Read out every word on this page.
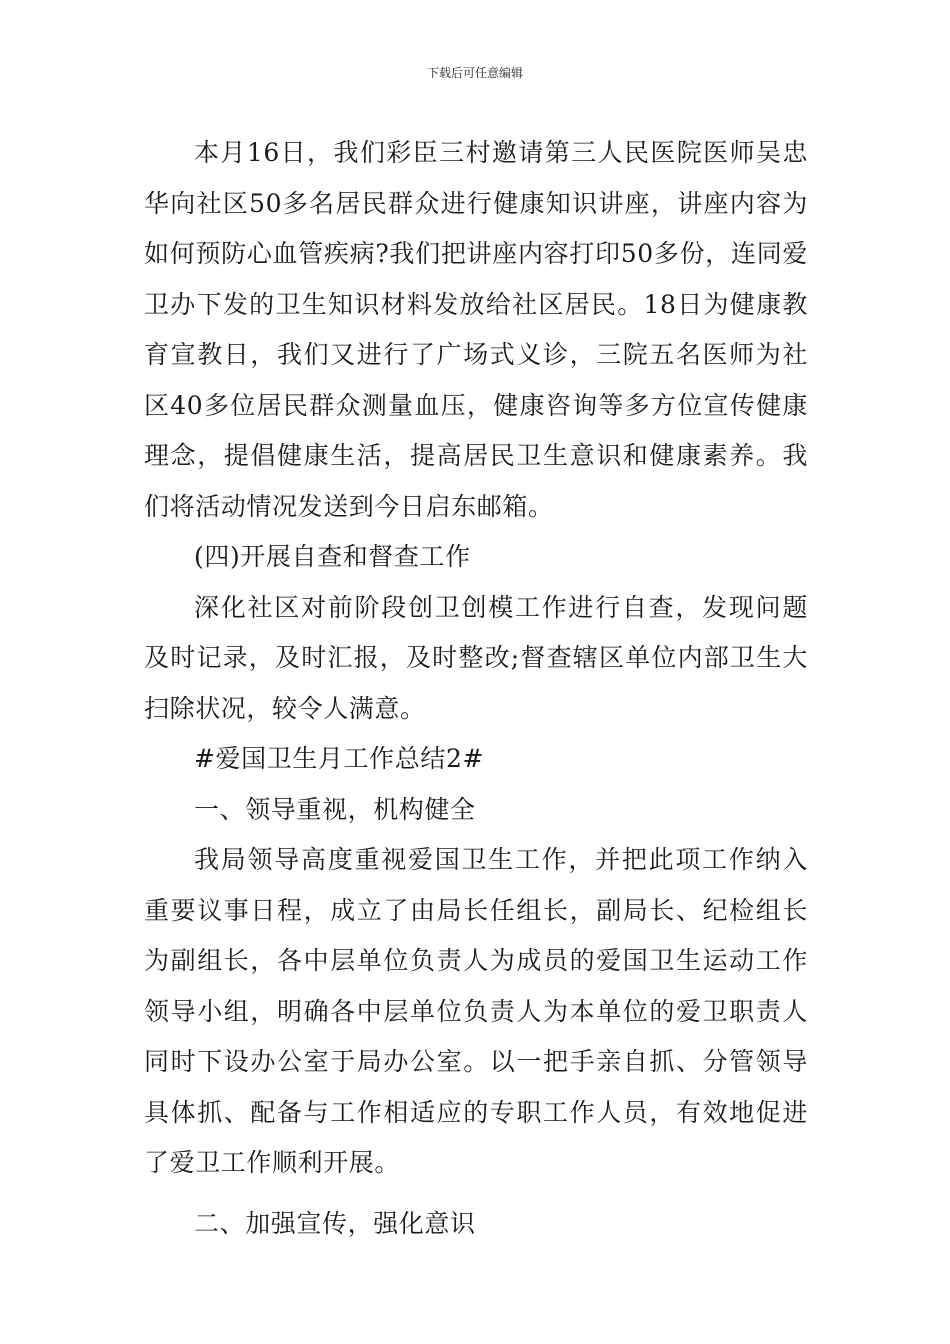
下载后可任意编辑

本月16日，我们彩臣三村邀请第三人民医院医师吴忠华向社区50多名居民群众进行健康知识讲座，讲座内容为如何预防心血管疾病?我们把讲座内容打印50多份，连同爱卫办下发的卫生知识材料发放给社区居民。18日为健康教育宣教日，我们又进行了广场式义诊，三院五名医师为社区40多位居民群众测量血压，健康咨询等多方位宣传健康理念，提倡健康生活，提高居民卫生意识和健康素养。我们将活动情况发送到今日启东邮箱。

(四)开展自查和督查工作

深化社区对前阶段创卫创模工作进行自查，发现问题及时记录，及时汇报，及时整改;督查辖区单位内部卫生大扫除状况，较令人满意。

#爱国卫生月工作总结2#

一、领导重视，机构健全

我局领导高度重视爱国卫生工作，并把此项工作纳入重要议事日程，成立了由局长任组长，副局长、纪检组长为副组长，各中层单位负责人为成员的爱国卫生运动工作领导小组，明确各中层单位负责人为本单位的爱卫职责人同时下设办公室于局办公室。以一把手亲自抓、分管领导具体抓、配备与工作相适应的专职工作人员，有效地促进了爱卫工作顺利开展。

二、加强宣传，强化意识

▸ **What the exercise asks**
Please set down each line of the data above exactly as written, without the pictures.

▸ **Task response**
Read out every word on this page.
下载后可任意编辑

本月16日，我们彩臣三村邀请第三人民医院医师吴忠华向社区50多名居民群众进行健康知识讲座，讲座内容为如何预防心血管疾病?我们把讲座内容打印50多份，连同爱卫办下发的卫生知识材料发放给社区居民。18日为健康教育宣教日，我们又进行了广场式义诊，三院五名医师为社区40多位居民群众测量血压，健康咨询等多方位宣传健康理念，提倡健康生活，提高居民卫生意识和健康素养。我们将活动情况发送到今日启东邮箱。

(四)开展自查和督查工作

深化社区对前阶段创卫创模工作进行自查，发现问题及时记录，及时汇报，及时整改;督查辖区单位内部卫生大扫除状况，较令人满意。

#爱国卫生月工作总结2#

一、领导重视，机构健全

我局领导高度重视爱国卫生工作，并把此项工作纳入重要议事日程，成立了由局长任组长，副局长、纪检组长为副组长，各中层单位负责人为成员的爱国卫生运动工作领导小组，明确各中层单位负责人为本单位的爱卫职责人同时下设办公室于局办公室。以一把手亲自抓、分管领导具体抓、配备与工作相适应的专职工作人员，有效地促进了爱卫工作顺利开展。

二、加强宣传，强化意识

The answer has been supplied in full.